Dataset records
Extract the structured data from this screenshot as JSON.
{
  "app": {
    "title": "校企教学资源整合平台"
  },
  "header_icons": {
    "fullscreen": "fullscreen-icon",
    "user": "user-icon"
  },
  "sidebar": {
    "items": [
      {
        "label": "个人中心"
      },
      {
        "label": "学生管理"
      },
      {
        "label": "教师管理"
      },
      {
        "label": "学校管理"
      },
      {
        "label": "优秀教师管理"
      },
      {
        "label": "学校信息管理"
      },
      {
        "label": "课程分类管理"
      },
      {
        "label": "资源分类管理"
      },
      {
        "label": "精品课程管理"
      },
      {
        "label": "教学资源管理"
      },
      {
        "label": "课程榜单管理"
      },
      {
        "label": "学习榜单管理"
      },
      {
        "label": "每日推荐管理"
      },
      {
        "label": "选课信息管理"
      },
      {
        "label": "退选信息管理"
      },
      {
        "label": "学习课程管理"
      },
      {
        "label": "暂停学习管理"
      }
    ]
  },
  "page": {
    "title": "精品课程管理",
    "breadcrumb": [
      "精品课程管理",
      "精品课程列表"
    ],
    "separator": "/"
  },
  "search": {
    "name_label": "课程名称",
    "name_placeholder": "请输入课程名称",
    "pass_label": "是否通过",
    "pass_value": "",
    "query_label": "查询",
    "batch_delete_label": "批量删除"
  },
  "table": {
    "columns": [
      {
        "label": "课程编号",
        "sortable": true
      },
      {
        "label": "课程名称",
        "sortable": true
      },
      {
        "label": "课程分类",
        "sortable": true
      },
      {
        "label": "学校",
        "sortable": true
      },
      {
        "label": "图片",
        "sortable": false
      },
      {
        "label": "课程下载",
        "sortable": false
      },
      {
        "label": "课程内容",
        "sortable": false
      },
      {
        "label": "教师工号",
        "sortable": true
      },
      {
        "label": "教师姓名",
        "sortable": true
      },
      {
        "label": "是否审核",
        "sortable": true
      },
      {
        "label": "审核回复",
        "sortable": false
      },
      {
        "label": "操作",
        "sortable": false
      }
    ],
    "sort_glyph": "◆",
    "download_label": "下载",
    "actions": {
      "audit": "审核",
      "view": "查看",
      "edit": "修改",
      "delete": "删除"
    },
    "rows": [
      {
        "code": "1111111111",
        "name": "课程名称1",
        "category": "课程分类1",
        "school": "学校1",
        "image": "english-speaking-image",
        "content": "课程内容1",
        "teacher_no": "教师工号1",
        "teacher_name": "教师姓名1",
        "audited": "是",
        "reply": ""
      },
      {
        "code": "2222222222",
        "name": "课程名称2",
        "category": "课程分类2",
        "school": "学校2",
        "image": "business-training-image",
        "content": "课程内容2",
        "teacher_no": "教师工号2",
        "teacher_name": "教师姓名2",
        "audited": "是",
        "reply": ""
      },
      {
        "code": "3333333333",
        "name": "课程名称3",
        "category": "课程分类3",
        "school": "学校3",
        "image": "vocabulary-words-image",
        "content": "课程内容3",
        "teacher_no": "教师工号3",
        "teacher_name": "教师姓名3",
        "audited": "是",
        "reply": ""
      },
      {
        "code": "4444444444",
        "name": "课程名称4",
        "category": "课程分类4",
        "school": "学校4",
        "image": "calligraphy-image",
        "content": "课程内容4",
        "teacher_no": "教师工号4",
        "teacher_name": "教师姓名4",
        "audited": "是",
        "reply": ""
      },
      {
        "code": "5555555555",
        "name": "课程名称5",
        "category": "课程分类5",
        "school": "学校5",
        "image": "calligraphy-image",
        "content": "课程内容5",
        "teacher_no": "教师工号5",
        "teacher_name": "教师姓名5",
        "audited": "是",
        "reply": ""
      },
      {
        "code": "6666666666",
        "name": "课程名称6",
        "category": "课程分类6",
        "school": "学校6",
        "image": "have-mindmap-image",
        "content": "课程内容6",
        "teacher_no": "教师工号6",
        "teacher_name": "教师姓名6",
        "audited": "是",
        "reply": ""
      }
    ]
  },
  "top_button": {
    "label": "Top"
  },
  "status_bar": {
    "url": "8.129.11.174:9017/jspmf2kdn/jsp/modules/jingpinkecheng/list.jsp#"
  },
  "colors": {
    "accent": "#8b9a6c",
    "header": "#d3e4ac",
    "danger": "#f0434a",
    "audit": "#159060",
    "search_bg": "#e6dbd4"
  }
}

**To be done**
Set down the listing in full, keeping every word exactly as it is.

**The answer**
Extract the structured data from this screenshot as JSON.
{
  "app": {
    "title": "校企教学资源整合平台"
  },
  "header_icons": {
    "fullscreen": "fullscreen-icon",
    "user": "user-icon"
  },
  "sidebar": {
    "items": [
      {
        "label": "个人中心"
      },
      {
        "label": "学生管理"
      },
      {
        "label": "教师管理"
      },
      {
        "label": "学校管理"
      },
      {
        "label": "优秀教师管理"
      },
      {
        "label": "学校信息管理"
      },
      {
        "label": "课程分类管理"
      },
      {
        "label": "资源分类管理"
      },
      {
        "label": "精品课程管理"
      },
      {
        "label": "教学资源管理"
      },
      {
        "label": "课程榜单管理"
      },
      {
        "label": "学习榜单管理"
      },
      {
        "label": "每日推荐管理"
      },
      {
        "label": "选课信息管理"
      },
      {
        "label": "退选信息管理"
      },
      {
        "label": "学习课程管理"
      },
      {
        "label": "暂停学习管理"
      }
    ]
  },
  "page": {
    "title": "精品课程管理",
    "breadcrumb": [
      "精品课程管理",
      "精品课程列表"
    ],
    "separator": "/"
  },
  "search": {
    "name_label": "课程名称",
    "name_placeholder": "请输入课程名称",
    "pass_label": "是否通过",
    "pass_value": "",
    "query_label": "查询",
    "batch_delete_label": "批量删除"
  },
  "table": {
    "columns": [
      {
        "label": "课程编号",
        "sortable": true
      },
      {
        "label": "课程名称",
        "sortable": true
      },
      {
        "label": "课程分类",
        "sortable": true
      },
      {
        "label": "学校",
        "sortable": true
      },
      {
        "label": "图片",
        "sortable": false
      },
      {
        "label": "课程下载",
        "sortable": false
      },
      {
        "label": "课程内容",
        "sortable": false
      },
      {
        "label": "教师工号",
        "sortable": true
      },
      {
        "label": "教师姓名",
        "sortable": true
      },
      {
        "label": "是否审核",
        "sortable": true
      },
      {
        "label": "审核回复",
        "sortable": false
      },
      {
        "label": "操作",
        "sortable": false
      }
    ],
    "sort_glyph": "◆",
    "download_label": "下载",
    "actions": {
      "audit": "审核",
      "view": "查看",
      "edit": "修改",
      "delete": "删除"
    },
    "rows": [
      {
        "code": "1111111111",
        "name": "课程名称1",
        "category": "课程分类1",
        "school": "学校1",
        "image": "english-speaking-image",
        "content": "课程内容1",
        "teacher_no": "教师工号1",
        "teacher_name": "教师姓名1",
        "audited": "是",
        "reply": ""
      },
      {
        "code": "2222222222",
        "name": "课程名称2",
        "category": "课程分类2",
        "school": "学校2",
        "image": "business-training-image",
        "content": "课程内容2",
        "teacher_no": "教师工号2",
        "teacher_name": "教师姓名2",
        "audited": "是",
        "reply": ""
      },
      {
        "code": "3333333333",
        "name": "课程名称3",
        "category": "课程分类3",
        "school": "学校3",
        "image": "vocabulary-words-image",
        "content": "课程内容3",
        "teacher_no": "教师工号3",
        "teacher_name": "教师姓名3",
        "audited": "是",
        "reply": ""
      },
      {
        "code": "4444444444",
        "name": "课程名称4",
        "category": "课程分类4",
        "school": "学校4",
        "image": "calligraphy-image",
        "content": "课程内容4",
        "teacher_no": "教师工号4",
        "teacher_name": "教师姓名4",
        "audited": "是",
        "reply": ""
      },
      {
        "code": "5555555555",
        "name": "课程名称5",
        "category": "课程分类5",
        "school": "学校5",
        "image": "calligraphy-image",
        "content": "课程内容5",
        "teacher_no": "教师工号5",
        "teacher_name": "教师姓名5",
        "audited": "是",
        "reply": ""
      },
      {
        "code": "6666666666",
        "name": "课程名称6",
        "category": "课程分类6",
        "school": "学校6",
        "image": "have-mindmap-image",
        "content": "课程内容6",
        "teacher_no": "教师工号6",
        "teacher_name": "教师姓名6",
        "audited": "是",
        "reply": ""
      }
    ]
  },
  "top_button": {
    "label": "Top"
  },
  "status_bar": {
    "url": "8.129.11.174:9017/jspmf2kdn/jsp/modules/jingpinkecheng/list.jsp#"
  },
  "colors": {
    "accent": "#8b9a6c",
    "header": "#d3e4ac",
    "danger": "#f0434a",
    "audit": "#159060",
    "search_bg": "#e6dbd4"
  }
}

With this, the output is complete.